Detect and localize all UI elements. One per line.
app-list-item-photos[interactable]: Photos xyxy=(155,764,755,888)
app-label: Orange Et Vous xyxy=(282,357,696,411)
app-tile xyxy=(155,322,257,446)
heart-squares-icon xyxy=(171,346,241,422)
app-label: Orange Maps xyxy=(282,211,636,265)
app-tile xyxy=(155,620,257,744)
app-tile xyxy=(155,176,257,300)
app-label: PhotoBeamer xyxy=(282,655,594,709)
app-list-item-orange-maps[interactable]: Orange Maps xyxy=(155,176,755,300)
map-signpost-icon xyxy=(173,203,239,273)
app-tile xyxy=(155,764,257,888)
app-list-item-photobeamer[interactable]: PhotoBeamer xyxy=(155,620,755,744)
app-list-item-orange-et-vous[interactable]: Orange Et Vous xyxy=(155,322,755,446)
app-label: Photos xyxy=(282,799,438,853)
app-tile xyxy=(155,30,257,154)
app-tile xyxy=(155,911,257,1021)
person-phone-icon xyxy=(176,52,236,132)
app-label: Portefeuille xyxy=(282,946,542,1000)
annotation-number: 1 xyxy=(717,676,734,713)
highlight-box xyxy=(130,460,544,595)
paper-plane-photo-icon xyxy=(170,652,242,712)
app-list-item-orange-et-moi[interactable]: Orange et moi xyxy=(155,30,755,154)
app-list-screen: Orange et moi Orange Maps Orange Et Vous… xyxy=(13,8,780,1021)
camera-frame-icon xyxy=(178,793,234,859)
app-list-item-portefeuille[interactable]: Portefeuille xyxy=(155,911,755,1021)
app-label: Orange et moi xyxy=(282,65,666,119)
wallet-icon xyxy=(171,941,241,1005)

※

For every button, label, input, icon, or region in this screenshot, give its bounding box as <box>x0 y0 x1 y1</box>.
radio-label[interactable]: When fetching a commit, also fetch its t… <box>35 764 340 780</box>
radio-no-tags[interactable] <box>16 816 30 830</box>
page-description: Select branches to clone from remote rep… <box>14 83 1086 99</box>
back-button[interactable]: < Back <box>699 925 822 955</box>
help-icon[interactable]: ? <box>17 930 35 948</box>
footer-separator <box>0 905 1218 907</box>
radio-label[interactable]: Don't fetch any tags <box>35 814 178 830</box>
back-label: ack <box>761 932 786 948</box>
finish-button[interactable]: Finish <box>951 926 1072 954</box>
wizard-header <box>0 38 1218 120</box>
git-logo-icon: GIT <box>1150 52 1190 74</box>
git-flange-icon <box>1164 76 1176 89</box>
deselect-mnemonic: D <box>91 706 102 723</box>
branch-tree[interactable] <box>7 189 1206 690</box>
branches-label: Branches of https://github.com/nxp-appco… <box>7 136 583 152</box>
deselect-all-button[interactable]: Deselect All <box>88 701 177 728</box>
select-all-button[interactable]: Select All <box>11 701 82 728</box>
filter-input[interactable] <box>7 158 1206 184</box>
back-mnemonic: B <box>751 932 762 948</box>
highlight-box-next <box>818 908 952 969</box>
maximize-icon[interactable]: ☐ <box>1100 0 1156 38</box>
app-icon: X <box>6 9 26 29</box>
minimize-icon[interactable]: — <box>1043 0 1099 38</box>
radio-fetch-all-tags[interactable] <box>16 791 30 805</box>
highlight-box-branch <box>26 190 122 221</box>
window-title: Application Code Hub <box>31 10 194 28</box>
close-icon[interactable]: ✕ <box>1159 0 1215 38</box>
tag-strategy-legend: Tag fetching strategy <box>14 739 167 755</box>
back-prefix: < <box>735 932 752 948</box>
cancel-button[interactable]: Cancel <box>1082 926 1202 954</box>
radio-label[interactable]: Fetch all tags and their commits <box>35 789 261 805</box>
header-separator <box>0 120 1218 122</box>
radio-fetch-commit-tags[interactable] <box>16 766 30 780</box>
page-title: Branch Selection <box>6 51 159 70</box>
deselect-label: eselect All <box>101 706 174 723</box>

※

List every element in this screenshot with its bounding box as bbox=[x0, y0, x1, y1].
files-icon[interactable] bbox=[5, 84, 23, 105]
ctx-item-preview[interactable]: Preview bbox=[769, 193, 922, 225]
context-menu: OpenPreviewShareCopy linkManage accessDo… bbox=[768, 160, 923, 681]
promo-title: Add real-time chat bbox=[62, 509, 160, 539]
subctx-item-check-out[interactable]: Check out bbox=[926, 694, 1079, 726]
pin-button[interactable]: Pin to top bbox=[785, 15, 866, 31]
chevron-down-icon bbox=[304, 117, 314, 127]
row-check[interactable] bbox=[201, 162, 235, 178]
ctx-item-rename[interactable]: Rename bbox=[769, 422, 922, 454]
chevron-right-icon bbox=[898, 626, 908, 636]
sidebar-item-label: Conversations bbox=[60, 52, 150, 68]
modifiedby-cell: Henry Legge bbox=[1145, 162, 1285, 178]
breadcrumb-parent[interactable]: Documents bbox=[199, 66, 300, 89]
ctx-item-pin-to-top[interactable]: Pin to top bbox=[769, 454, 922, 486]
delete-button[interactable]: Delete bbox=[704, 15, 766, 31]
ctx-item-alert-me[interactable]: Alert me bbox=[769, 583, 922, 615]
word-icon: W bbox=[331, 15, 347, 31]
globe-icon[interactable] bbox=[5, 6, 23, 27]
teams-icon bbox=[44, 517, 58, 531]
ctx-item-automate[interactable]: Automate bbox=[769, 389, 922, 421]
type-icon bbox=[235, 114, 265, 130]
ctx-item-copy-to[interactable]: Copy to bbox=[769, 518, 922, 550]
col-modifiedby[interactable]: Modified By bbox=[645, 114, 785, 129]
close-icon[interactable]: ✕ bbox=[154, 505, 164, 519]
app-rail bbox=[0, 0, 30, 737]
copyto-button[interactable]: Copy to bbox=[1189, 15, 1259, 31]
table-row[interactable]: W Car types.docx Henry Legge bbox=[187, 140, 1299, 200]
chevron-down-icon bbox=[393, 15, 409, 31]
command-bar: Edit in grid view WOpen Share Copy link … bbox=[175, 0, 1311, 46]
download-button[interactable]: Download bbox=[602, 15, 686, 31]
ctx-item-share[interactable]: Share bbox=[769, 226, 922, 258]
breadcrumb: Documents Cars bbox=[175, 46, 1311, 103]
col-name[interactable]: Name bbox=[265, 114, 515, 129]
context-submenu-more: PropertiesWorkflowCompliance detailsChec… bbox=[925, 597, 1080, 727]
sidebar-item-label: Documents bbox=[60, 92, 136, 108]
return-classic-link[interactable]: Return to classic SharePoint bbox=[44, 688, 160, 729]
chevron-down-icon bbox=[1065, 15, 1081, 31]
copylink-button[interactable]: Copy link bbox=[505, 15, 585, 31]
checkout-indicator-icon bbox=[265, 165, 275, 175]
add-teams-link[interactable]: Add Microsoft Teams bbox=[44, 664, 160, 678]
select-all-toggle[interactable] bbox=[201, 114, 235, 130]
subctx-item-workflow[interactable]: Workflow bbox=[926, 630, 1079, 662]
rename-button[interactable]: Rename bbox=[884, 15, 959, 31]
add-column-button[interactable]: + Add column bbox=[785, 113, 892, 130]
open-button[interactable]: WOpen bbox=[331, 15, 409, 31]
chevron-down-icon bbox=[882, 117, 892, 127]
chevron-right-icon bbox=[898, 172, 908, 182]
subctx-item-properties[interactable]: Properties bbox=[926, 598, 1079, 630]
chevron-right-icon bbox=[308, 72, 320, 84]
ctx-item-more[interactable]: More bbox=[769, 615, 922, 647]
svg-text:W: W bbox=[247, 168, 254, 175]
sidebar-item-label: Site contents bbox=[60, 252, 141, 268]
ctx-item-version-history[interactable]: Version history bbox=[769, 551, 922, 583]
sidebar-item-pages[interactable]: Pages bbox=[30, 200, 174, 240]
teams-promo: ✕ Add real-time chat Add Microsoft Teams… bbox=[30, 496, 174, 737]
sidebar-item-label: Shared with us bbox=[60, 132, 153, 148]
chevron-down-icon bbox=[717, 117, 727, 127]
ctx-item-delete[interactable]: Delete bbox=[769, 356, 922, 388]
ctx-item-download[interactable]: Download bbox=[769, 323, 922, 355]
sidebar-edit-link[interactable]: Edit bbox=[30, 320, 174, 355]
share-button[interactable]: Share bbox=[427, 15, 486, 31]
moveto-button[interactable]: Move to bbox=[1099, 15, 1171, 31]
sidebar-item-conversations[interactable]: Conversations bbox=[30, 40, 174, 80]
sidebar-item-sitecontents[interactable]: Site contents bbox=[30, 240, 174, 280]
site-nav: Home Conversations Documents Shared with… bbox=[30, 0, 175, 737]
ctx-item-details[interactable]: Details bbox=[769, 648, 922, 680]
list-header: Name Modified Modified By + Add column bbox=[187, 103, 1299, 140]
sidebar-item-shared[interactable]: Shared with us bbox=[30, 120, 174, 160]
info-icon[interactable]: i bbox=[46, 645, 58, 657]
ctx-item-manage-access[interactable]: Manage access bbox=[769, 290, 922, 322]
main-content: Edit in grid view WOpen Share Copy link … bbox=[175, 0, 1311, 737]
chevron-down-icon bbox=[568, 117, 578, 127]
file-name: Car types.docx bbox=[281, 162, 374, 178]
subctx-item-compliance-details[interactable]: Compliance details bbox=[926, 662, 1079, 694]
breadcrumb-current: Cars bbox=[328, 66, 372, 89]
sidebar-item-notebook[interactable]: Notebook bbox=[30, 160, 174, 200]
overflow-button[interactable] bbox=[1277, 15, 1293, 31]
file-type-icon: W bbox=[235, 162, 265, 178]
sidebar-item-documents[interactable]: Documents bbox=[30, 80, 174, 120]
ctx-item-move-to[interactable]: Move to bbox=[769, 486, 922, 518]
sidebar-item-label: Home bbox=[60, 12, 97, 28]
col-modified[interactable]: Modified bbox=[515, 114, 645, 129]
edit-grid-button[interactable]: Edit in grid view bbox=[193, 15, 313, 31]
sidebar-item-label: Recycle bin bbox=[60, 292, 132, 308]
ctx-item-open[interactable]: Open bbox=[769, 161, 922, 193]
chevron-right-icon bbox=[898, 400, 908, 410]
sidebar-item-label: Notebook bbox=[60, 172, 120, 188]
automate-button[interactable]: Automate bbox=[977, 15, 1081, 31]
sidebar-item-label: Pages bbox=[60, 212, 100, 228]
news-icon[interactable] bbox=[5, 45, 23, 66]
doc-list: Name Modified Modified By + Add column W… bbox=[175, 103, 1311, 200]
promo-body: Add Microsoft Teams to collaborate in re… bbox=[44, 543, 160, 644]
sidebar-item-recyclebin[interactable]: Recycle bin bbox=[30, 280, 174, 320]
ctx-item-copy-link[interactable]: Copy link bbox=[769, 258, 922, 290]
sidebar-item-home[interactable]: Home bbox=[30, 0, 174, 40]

※

Problem to work on:
Put the stretch of the data from the line containing "For every button, label, input, icon, or" through the line containing "git-flange-icon <box>1164 76 1176 89</box>" into a numbered list, leaving out any blank lines.

Full response:
1. For every button, label, input, icon, or region in this screenshot, give its bounding box as <box>x0 y0 x1 y1</box>.
2. radio-label[interactable]: When fetching a commit, also fetch its t… <box>35 764 340 780</box>
3. radio-no-tags[interactable] <box>16 816 30 830</box>
4. page-description: Select branches to clone from remote rep… <box>14 83 1086 99</box>
5. back-button[interactable]: < Back <box>699 925 822 955</box>
6. help-icon[interactable]: ? <box>17 930 35 948</box>
7. footer-separator <box>0 905 1218 907</box>
8. radio-label[interactable]: Don't fetch any tags <box>35 814 178 830</box>
9. back-label: ack <box>761 932 786 948</box>
10. finish-button[interactable]: Finish <box>951 926 1072 954</box>
11. wizard-header <box>0 38 1218 120</box>
12. git-logo-icon: GIT <box>1150 52 1190 74</box>
13. git-flange-icon <box>1164 76 1176 89</box>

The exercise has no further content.